» Required work:
**a.** Using the profile of Jim Grandholm, explain which details in it support calling him an American player.
**b.** According to the profile of Jim Grandholm, which team drafted him, and with which pick?
**c.** Continue the profile of Jim Grandholm from its final sentence.

» Study text:
□ □ □

Jim Grandholm

Personal information
- Born: October 4, 1960 (age 65) Elkhart, Indiana, U.S.
- Listed height: 7 ft 1 in (2.16 m)
- Listed weight: 235 lb (107 kg)

Career information
- High school: Elkhart Central (Elkhart, Indiana)
- College: Florida (1979–1980); South Florida (1981–1984);
- NBA draft: 1984: 4th round, 76th overall pick
- Drafted by: Washington Bullets
- Playing career: 1985–1992
- Position: Power forward
- Number: 50

Career history
- 1984–1985: Sarasota Stingers
- 1985–1986: Saint-Étienne Basket
- 1986–1987: Vevey-Riviera Basket
- 1987–1988: Dentigomma Rieti
- 1990: Corona Cremona
- 1990–1991: Dallas Mavericks
- 1991–1992: JDA Dijon
- Stats at NBA.com
- Stats at Basketball Reference

= Jim Grandholm =

American basketball player (born 1960)

James Thomas Grandholm (born October 4, 1960) is an American former professional basketball player who played in the National Basketball Association (NBA) and other leagues.

□ □ □

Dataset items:

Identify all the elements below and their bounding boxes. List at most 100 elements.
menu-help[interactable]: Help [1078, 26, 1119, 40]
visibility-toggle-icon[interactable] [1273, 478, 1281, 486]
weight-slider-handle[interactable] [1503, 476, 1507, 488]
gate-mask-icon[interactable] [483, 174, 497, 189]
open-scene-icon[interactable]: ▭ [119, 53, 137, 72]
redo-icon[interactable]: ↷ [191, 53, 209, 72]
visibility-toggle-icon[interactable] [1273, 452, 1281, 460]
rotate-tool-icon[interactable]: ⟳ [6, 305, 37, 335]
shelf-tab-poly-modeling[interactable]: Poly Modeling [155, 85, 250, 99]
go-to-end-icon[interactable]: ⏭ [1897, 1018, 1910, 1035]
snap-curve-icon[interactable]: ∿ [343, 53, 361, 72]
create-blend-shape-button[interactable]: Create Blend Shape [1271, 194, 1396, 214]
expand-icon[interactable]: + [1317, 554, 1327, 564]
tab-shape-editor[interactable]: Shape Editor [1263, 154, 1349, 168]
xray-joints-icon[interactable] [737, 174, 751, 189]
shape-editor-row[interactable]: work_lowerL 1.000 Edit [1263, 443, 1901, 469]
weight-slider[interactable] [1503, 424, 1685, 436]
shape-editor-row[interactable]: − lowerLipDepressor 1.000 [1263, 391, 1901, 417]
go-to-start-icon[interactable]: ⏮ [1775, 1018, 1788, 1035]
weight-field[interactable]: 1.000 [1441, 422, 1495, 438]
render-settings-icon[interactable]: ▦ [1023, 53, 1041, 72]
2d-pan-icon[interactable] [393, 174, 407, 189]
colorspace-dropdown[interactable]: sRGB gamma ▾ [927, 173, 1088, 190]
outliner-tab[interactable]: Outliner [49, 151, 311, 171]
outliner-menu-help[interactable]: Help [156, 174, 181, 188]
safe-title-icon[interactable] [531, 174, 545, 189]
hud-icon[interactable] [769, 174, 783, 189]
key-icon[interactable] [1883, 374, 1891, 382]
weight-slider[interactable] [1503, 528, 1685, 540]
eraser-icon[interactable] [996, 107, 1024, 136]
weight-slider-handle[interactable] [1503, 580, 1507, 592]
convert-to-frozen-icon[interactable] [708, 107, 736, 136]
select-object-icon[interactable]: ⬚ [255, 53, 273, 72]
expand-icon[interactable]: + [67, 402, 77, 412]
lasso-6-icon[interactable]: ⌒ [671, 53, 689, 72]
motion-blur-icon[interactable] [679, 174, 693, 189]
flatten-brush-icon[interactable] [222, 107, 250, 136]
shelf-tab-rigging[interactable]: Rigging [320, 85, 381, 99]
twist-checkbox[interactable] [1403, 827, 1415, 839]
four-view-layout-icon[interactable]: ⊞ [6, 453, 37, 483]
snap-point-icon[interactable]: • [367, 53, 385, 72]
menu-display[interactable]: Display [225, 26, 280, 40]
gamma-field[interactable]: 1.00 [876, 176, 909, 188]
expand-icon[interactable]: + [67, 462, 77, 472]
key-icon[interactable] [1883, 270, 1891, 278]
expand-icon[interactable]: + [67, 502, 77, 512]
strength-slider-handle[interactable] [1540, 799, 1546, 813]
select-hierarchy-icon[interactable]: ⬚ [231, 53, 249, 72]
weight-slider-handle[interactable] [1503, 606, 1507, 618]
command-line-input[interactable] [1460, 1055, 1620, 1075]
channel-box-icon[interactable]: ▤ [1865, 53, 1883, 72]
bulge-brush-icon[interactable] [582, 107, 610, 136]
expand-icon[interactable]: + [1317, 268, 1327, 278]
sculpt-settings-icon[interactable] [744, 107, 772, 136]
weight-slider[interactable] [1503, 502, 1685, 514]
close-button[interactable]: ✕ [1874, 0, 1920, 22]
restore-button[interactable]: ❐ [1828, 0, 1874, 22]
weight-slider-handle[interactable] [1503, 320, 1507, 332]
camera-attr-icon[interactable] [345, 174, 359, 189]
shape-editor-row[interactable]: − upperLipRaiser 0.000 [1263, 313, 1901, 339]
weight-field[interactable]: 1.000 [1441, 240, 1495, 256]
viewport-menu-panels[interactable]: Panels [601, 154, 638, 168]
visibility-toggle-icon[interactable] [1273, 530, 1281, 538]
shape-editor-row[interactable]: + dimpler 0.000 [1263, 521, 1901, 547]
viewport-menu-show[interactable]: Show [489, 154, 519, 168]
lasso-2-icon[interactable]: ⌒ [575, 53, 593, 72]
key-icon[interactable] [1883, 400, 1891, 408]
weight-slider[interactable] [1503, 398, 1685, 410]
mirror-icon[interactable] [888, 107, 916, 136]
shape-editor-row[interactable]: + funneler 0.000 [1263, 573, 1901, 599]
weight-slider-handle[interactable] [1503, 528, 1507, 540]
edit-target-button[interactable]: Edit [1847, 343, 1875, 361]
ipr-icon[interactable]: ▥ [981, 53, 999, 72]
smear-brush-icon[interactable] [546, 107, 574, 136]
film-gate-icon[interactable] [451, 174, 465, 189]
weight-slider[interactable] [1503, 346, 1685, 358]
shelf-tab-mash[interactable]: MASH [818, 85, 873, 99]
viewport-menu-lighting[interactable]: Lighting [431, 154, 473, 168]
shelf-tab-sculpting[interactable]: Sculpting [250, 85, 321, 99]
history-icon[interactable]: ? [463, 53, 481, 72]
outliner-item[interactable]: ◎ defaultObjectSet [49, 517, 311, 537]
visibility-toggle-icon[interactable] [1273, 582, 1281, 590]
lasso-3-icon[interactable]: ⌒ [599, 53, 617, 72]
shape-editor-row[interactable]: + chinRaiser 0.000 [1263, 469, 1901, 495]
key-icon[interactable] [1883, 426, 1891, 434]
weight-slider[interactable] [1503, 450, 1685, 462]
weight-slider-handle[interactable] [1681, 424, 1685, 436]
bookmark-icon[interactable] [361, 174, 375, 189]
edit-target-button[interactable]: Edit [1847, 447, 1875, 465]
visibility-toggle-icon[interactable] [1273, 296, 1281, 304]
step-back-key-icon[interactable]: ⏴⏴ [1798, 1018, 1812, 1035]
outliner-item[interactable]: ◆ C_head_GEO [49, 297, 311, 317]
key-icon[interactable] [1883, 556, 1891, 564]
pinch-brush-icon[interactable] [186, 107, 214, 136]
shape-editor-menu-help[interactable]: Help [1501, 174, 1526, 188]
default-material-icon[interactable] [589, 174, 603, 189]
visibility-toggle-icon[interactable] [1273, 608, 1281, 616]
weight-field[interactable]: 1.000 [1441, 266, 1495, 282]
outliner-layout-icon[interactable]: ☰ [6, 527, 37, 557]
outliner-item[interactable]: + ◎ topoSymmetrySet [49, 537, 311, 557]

□ □ □

» Responses per task:
**a.** The profile gives his birthplace as Elkhart, Indiana, U.S. It also lists Elkhart Central in Elkhart, Indiana, as his high school.

**b.** The Washington Bullets drafted him in the fourth round of the 1984 NBA draft, with the 76th overall pick.

**c.**
Grandholm, a 7'0" center, played college basketball for the University of Florida from 1979 to 1980, and at the University of South Florida from 1981 to 1984. He was selected in the 1984 NBA draft by the Washington Bullets with the 76th overall pick (fourth round), but did not play in the NBA until he was 30 years old, when he joined the Dallas Mavericks in 1990–91 for one season. He played 168 minutes over 26 games, averaging three points, 1.9 rebounds per game, and made 9 of his 17 three-point shot attempts (52.9%). He signed briefly with the Orlando Magic but was waived prior to the start of the 1989–90 season.

During the late 1980s and early 1990s, Grandholm played professionally in Italy.